%%

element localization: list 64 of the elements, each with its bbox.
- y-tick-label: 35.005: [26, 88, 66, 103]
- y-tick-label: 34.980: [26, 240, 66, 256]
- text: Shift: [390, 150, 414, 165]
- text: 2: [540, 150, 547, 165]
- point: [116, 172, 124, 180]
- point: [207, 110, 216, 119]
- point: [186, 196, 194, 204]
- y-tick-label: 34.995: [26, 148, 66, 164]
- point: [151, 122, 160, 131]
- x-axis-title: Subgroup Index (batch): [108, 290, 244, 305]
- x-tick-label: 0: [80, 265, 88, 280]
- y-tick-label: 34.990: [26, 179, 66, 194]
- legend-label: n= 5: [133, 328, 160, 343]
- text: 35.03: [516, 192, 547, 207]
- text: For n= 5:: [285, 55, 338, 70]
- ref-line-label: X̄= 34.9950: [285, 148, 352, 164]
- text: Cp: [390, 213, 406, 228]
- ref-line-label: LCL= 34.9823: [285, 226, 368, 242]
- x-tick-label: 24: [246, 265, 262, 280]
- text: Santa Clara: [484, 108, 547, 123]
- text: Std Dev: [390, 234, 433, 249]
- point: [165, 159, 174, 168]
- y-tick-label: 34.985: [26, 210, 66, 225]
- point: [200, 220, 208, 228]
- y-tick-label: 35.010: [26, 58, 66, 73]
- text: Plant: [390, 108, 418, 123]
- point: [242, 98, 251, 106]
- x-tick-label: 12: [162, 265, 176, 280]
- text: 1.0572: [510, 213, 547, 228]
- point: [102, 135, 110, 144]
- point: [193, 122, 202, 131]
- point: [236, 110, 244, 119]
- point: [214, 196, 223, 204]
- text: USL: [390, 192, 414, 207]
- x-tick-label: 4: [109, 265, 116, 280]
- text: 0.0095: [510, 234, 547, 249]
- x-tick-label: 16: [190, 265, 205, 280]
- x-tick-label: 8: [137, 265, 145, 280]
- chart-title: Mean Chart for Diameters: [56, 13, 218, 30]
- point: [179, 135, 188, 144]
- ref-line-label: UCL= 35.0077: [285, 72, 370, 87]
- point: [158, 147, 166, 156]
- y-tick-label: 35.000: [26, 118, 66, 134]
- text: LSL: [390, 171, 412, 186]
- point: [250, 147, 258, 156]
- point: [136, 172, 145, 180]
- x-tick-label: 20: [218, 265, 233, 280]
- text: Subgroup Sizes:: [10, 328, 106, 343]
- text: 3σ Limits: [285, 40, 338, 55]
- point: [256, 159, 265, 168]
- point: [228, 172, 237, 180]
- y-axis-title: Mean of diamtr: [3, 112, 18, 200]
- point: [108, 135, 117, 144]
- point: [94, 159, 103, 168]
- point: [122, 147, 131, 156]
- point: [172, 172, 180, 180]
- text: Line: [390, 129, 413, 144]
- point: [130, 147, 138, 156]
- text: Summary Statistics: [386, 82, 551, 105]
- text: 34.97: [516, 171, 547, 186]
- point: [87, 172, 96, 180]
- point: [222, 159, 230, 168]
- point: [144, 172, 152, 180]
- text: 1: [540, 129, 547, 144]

%%

→ What the task requires
Write out all of the rows above again, putting "marker" in place of each "point" and changing nothing else.

→ Answer to the problem
element localization: list 64 of the elements, each with its bbox.
- y-tick-label: 35.005: [26, 88, 66, 103]
- y-tick-label: 34.980: [26, 240, 66, 256]
- text: Shift: [390, 150, 414, 165]
- text: 2: [540, 150, 547, 165]
- marker: [116, 172, 124, 180]
- marker: [207, 110, 216, 119]
- marker: [186, 196, 194, 204]
- y-tick-label: 34.995: [26, 148, 66, 164]
- marker: [151, 122, 160, 131]
- x-axis-title: Subgroup Index (batch): [108, 290, 244, 305]
- x-tick-label: 0: [80, 265, 88, 280]
- y-tick-label: 34.990: [26, 179, 66, 194]
- legend-label: n= 5: [133, 328, 160, 343]
- text: 35.03: [516, 192, 547, 207]
- text: For n= 5:: [285, 55, 338, 70]
- ref-line-label: X̄= 34.9950: [285, 148, 352, 164]
- text: Cp: [390, 213, 406, 228]
- ref-line-label: LCL= 34.9823: [285, 226, 368, 242]
- x-tick-label: 24: [246, 265, 262, 280]
- text: Santa Clara: [484, 108, 547, 123]
- text: Std Dev: [390, 234, 433, 249]
- marker: [165, 159, 174, 168]
- y-tick-label: 34.985: [26, 210, 66, 225]
- marker: [200, 220, 208, 228]
- y-tick-label: 35.010: [26, 58, 66, 73]
- text: Plant: [390, 108, 418, 123]
- marker: [242, 98, 251, 106]
- x-tick-label: 12: [162, 265, 176, 280]
- text: 1.0572: [510, 213, 547, 228]
- marker: [102, 135, 110, 144]
- marker: [193, 122, 202, 131]
- marker: [236, 110, 244, 119]
- marker: [214, 196, 223, 204]
- text: USL: [390, 192, 414, 207]
- x-tick-label: 4: [109, 265, 116, 280]
- text: 0.0095: [510, 234, 547, 249]
- x-tick-label: 16: [190, 265, 205, 280]
- x-tick-label: 8: [137, 265, 145, 280]
- chart-title: Mean Chart for Diameters: [56, 13, 218, 30]
- marker: [179, 135, 188, 144]
- ref-line-label: UCL= 35.0077: [285, 72, 370, 87]
- marker: [158, 147, 166, 156]
- y-tick-label: 35.000: [26, 118, 66, 134]
- text: LSL: [390, 171, 412, 186]
- marker: [250, 147, 258, 156]
- marker: [136, 172, 145, 180]
- x-tick-label: 20: [218, 265, 233, 280]
- text: Subgroup Sizes:: [10, 328, 106, 343]
- text: 3σ Limits: [285, 40, 338, 55]
- marker: [256, 159, 265, 168]
- marker: [228, 172, 237, 180]
- y-axis-title: Mean of diamtr: [3, 112, 18, 200]
- marker: [108, 135, 117, 144]
- marker: [94, 159, 103, 168]
- marker: [122, 147, 131, 156]
- marker: [172, 172, 180, 180]
- text: Line: [390, 129, 413, 144]
- marker: [130, 147, 138, 156]
- text: Summary Statistics: [386, 82, 551, 105]
- text: 34.97: [516, 171, 547, 186]
- marker: [87, 172, 96, 180]
- marker: [222, 159, 230, 168]
- marker: [144, 172, 152, 180]
- text: 1: [540, 129, 547, 144]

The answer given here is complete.